**The exercise**
Output every entry exactly as written.

Extracted data entries

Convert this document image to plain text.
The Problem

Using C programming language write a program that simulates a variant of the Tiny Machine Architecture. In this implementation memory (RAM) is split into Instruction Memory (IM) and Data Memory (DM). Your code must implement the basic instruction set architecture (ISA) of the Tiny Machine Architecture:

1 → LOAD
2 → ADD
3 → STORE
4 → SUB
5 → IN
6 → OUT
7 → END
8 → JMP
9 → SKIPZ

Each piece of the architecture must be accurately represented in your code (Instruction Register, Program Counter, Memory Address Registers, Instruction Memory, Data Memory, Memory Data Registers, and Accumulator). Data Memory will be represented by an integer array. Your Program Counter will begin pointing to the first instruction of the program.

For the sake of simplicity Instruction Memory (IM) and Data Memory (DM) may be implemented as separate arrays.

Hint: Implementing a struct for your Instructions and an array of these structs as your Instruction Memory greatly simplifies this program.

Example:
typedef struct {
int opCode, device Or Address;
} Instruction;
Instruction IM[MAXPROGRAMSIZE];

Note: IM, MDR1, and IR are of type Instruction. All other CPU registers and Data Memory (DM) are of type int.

**Correct output**
Convert this document image to plain text.
The Problem

Using C programming language write a program that simulates a variant of the Tiny Machine Architecture. In this implementation memory (RAM) is split into Instruction Memory (IM) and Data Memory (DM). Your code must implement the basic instruction set architecture (ISA) of the Tiny Machine Architecture:

1 → LOAD
2 → ADD
3 → STORE
4 → SUB
5 → IN
6 → OUT
7 → END
8 → JMP
9 → SKIPZ

Each piece of the architecture must be accurately represented in your code (Instruction Register, Program Counter, Memory Address Registers, Instruction Memory, Data Memory, Memory Data Registers, and Accumulator). Data Memory will be represented by an integer array. Your Program Counter will begin pointing to the first instruction of the program.

For the sake of simplicity Instruction Memory (IM) and Data Memory (DM) may be implemented as separate arrays.

Hint: Implementing a struct for your Instructions and an array of these structs as your Instruction Memory greatly simplifies this program.

Example:
typedef struct {
int opCode, device Or Address;
} Instruction;
Instruction IM[MAXPROGRAMSIZE];

Note: IM, MDR1, and IR are of type Instruction. All other CPU registers and Data Memory (DM) are of type int.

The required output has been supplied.